* [Dataset entries]
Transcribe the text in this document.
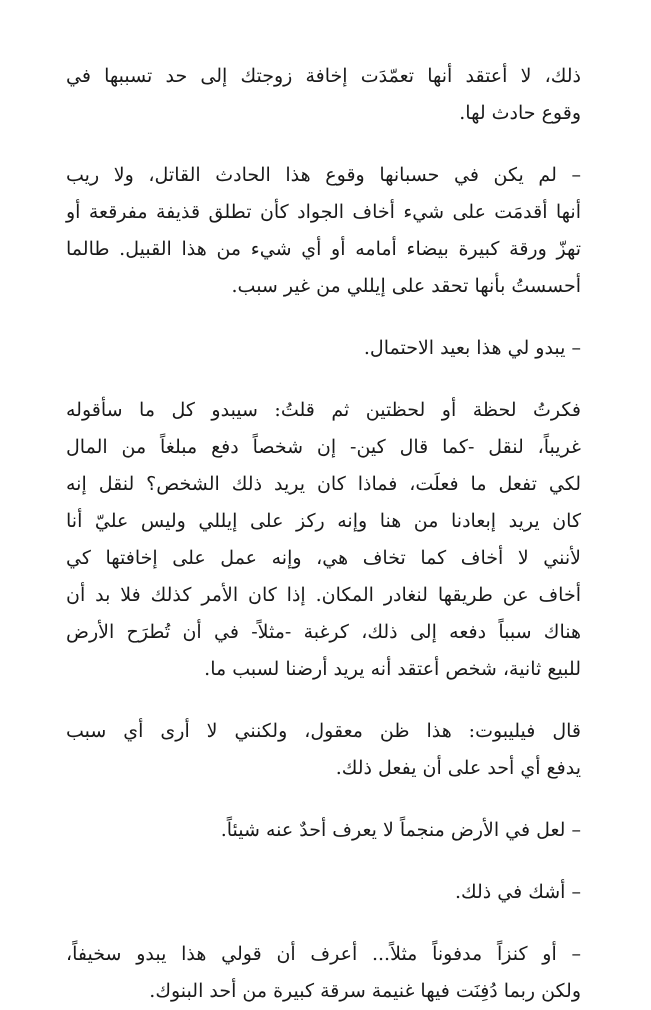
ذلك، لا أعتقد أنها تعمّدَت إخافة زوجتك إلى حد تسببها في
وقوع حادث لها.
– لم يكن في حسبانها وقوع هذا الحادث القاتل، ولا ريب
أنها أقدمَت على شيء أخاف الجواد كأن تطلق قذيفة مفرقعة أو
تهزّ ورقة كبيرة بيضاء أمامه أو أي شيء من هذا القبيل. طالما
أحسستُ بأنها تحقد على إيللي من غير سبب.
– يبدو لي هذا بعيد الاحتمال.
فكرتُ لحظة أو لحظتين ثم قلتُ: سيبدو كل ما سأقوله
غريباً، لنقل -كما قال كين- إن شخصاً دفع مبلغاً من المال
لكي تفعل ما فعلَت، فماذا كان يريد ذلك الشخص؟ لنقل إنه
كان يريد إبعادنا من هنا وإنه ركز على إيللي وليس عليّ أنا
لأنني لا أخاف كما تخاف هي، وإنه عمل على إخافتها كي
أخاف عن طريقها لنغادر المكان. إذا كان الأمر كذلك فلا بد أن
هناك سبباً دفعه إلى ذلك، كرغبة -مثلاً- في أن تُطرَح الأرض
للبيع ثانية، شخص أعتقد أنه يريد أرضنا لسبب ما.
قال فيليبوت: هذا ظن معقول، ولكنني لا أرى أي سبب
يدفع أي أحد على أن يفعل ذلك.
– لعل في الأرض منجماً لا يعرف أحدٌ عنه شيئاً.
– أشك في ذلك.
– أو كنزاً مدفوناً مثلاً... أعرف أن قولي هذا يبدو سخيفاً،
ولكن ربما دُفِنَت فيها غنيمة سرقة كبيرة من أحد البنوك.
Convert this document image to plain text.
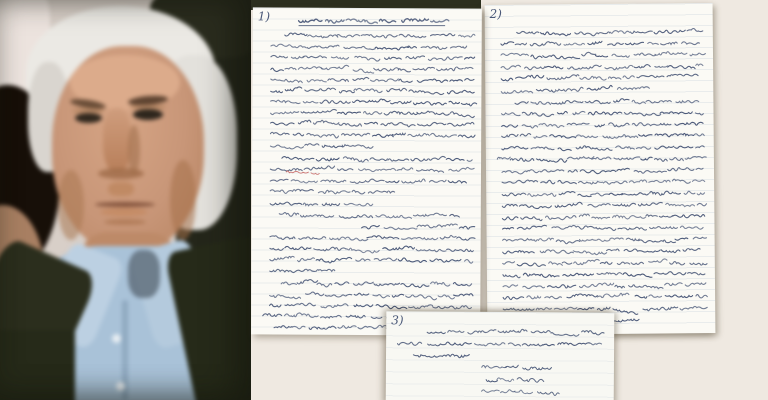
1)	2)
3)
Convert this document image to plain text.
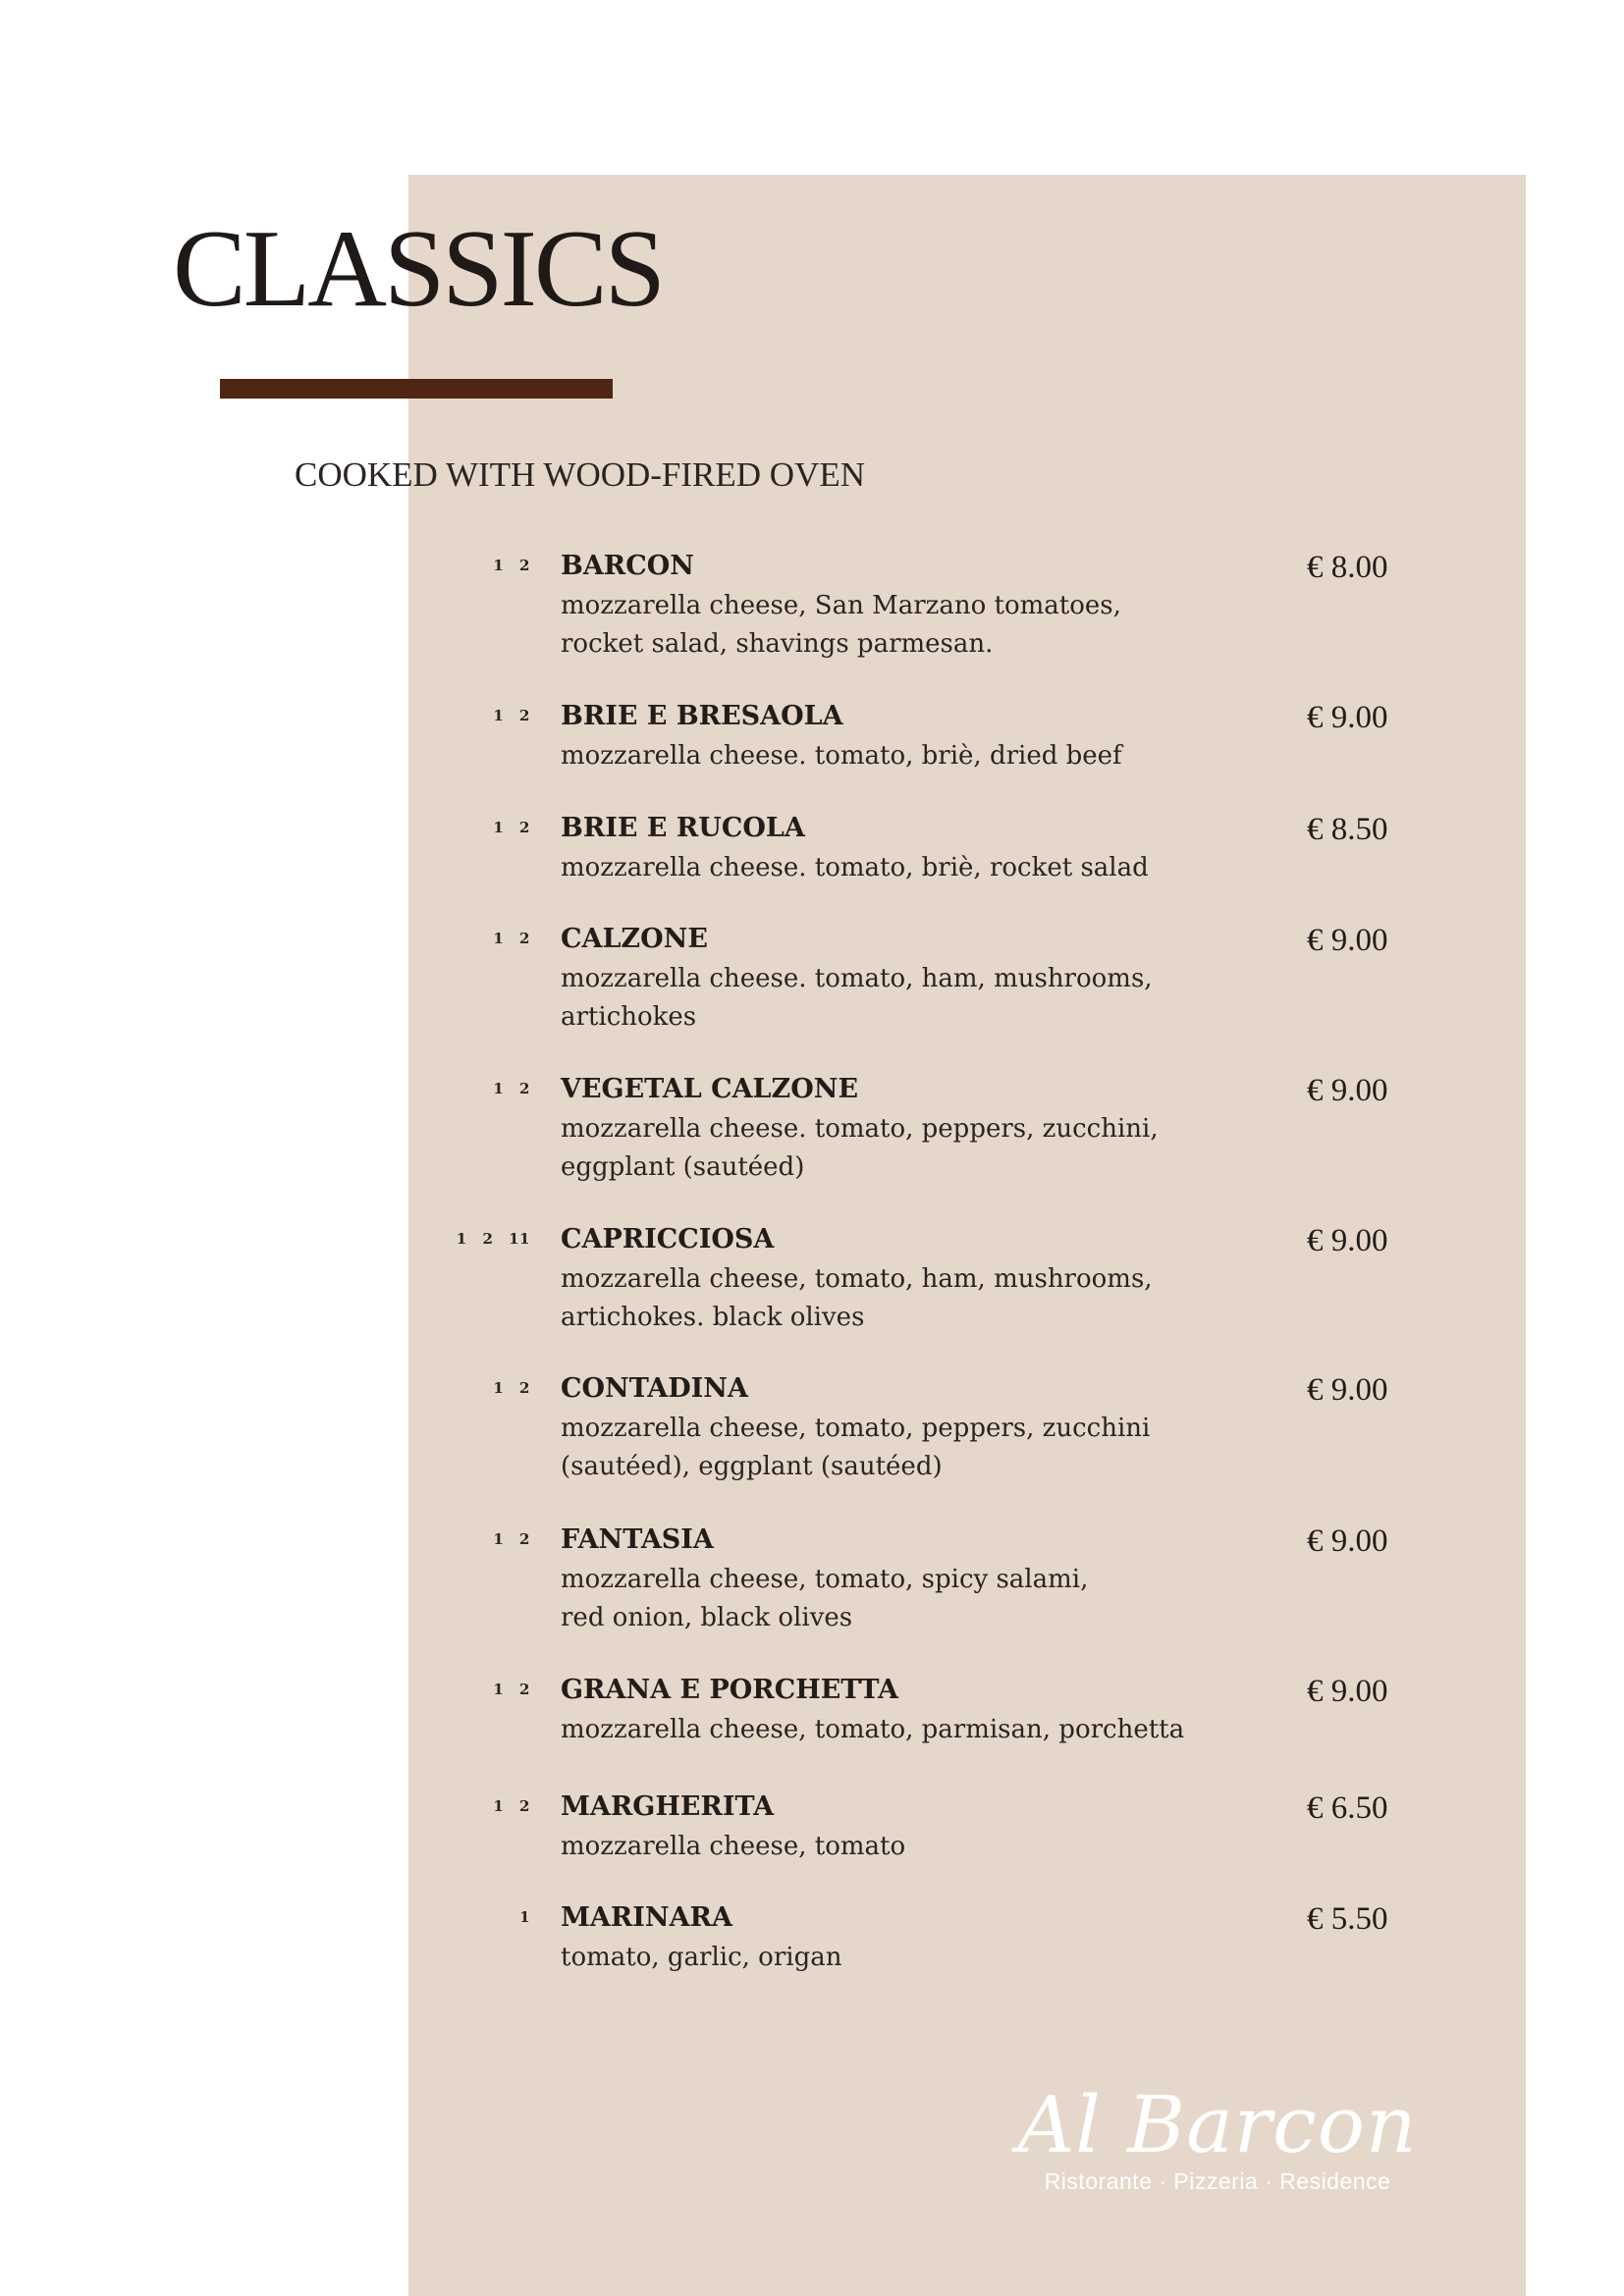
CLASSICS
COOKED WITH WOOD-FIRED OVEN
1 2 BARCON
mozzarella cheese, San Marzano tomatoes, rocket salad, shavings parmesan.
€ 8.00
1 2 BRIE E BRESAOLA
mozzarella cheese. tomato, briè, dried beef
€ 9.00
1 2 BRIE E RUCOLA
mozzarella cheese. tomato, briè, rocket salad
€ 8.50
1 2 CALZONE
mozzarella cheese. tomato, ham, mushrooms, artichokes
€ 9.00
1 2 VEGETAL CALZONE
mozzarella cheese. tomato, peppers, zucchini, eggplant (sautéed)
€ 9.00
1 2 11 CAPRICCIOSA
mozzarella cheese, tomato, ham, mushrooms, artichokes. black olives
€ 9.00
1 2 CONTADINA
mozzarella cheese, tomato, peppers, zucchini (sautéed), eggplant (sautéed)
€ 9.00
1 2 FANTASIA
mozzarella cheese, tomato, spicy salami, red onion, black olives
€ 9.00
1 2 GRANA E PORCHETTA
mozzarella cheese, tomato, parmisan, porchetta
€ 9.00
1 2 MARGHERITA
mozzarella cheese, tomato
€ 6.50
1 MARINARA
tomato, garlic, origan
€ 5.50
Al Barcon
Ristorante · Pizzeria · Residence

* [Required work]
Say, as a number only, how many lines of the data contain "briè".

* [In response]
2